● **What is required**: Search the listing below for the string "only" and copy every line where it occurs.

---- Input for this task

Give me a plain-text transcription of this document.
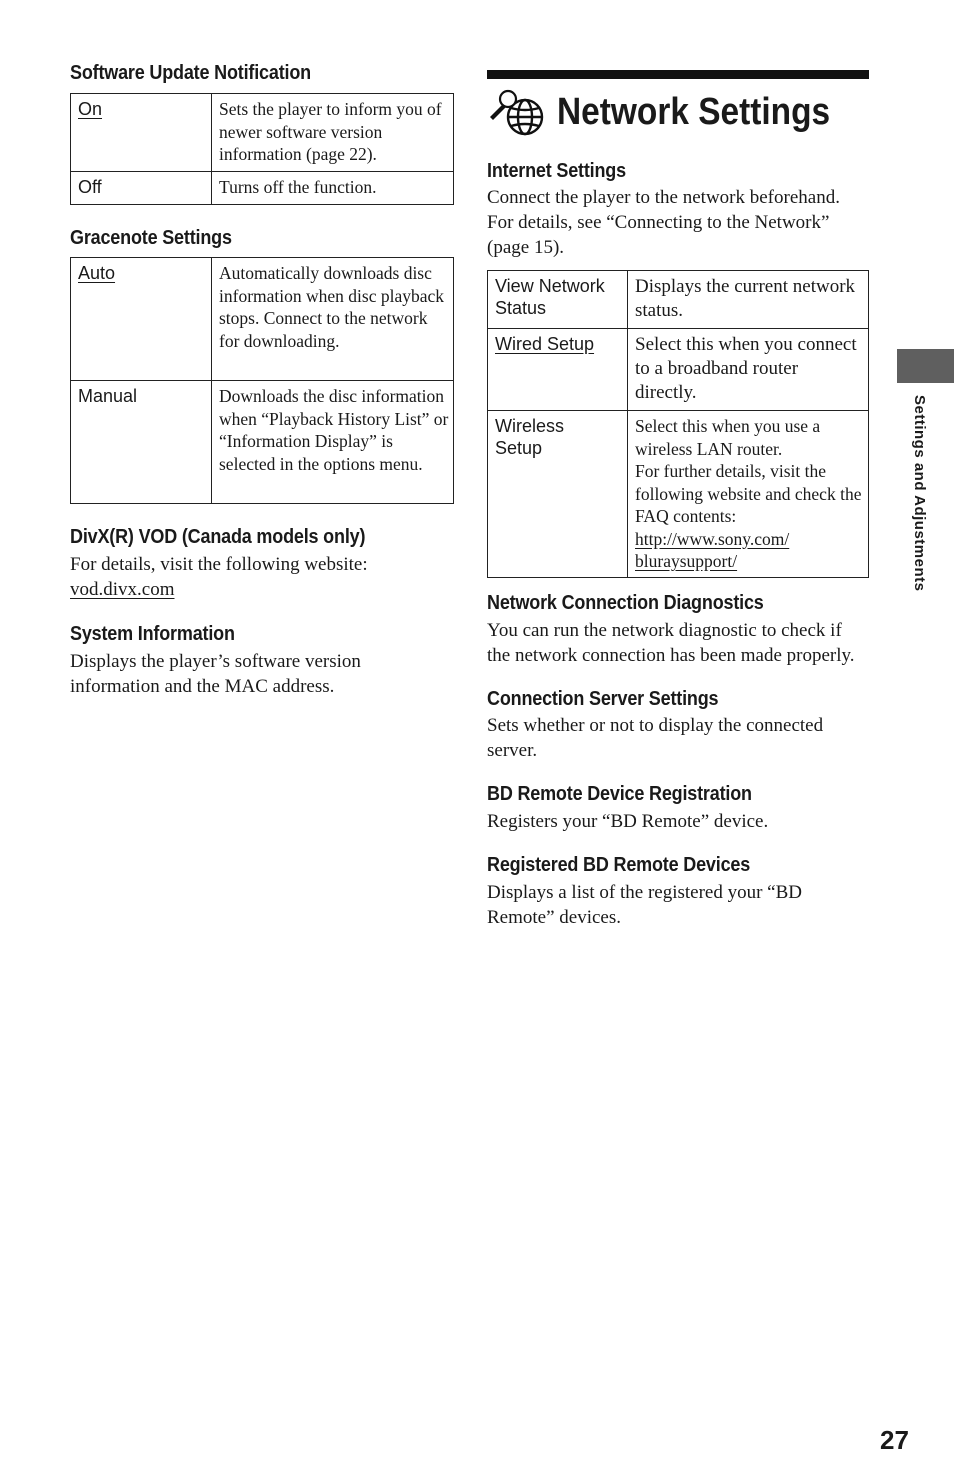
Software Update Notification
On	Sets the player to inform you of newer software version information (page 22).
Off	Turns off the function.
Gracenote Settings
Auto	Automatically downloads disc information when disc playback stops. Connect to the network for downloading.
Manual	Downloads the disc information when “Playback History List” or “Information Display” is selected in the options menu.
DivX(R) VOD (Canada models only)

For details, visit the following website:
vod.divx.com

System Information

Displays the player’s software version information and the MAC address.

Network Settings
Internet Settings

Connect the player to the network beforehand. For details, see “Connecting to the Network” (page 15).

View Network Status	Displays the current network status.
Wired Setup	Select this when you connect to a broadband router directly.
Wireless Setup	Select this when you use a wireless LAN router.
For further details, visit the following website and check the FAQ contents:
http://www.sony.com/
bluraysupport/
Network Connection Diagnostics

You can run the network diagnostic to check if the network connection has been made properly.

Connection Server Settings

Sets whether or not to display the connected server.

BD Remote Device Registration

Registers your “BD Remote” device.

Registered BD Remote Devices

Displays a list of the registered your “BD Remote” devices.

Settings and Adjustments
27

--------
---- Input for this task

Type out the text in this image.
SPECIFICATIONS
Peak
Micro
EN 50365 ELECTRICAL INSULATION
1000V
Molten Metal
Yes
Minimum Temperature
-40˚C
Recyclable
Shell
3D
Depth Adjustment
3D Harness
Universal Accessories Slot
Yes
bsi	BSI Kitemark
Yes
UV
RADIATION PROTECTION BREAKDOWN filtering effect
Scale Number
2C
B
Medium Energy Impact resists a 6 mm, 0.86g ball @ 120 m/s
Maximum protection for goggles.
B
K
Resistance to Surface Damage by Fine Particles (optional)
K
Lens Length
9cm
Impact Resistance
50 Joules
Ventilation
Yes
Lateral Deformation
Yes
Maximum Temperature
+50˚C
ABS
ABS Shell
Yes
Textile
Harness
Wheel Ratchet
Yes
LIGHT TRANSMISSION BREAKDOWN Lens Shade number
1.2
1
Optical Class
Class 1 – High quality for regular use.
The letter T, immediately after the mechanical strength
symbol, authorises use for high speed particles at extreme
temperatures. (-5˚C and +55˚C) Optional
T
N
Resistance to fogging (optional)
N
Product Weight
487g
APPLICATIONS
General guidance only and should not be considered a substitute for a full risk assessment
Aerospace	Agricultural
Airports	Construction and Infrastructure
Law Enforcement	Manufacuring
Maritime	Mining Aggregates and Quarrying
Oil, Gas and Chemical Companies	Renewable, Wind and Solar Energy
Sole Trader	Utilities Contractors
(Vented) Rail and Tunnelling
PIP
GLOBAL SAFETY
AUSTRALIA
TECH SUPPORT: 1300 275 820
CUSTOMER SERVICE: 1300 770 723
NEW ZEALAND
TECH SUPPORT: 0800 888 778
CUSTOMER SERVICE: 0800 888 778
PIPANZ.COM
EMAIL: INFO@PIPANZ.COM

--------

● **Finished exercise**:
DivX(R) VOD (Canada models only)
General guidance only and should not be considered a substitute for a full risk assessment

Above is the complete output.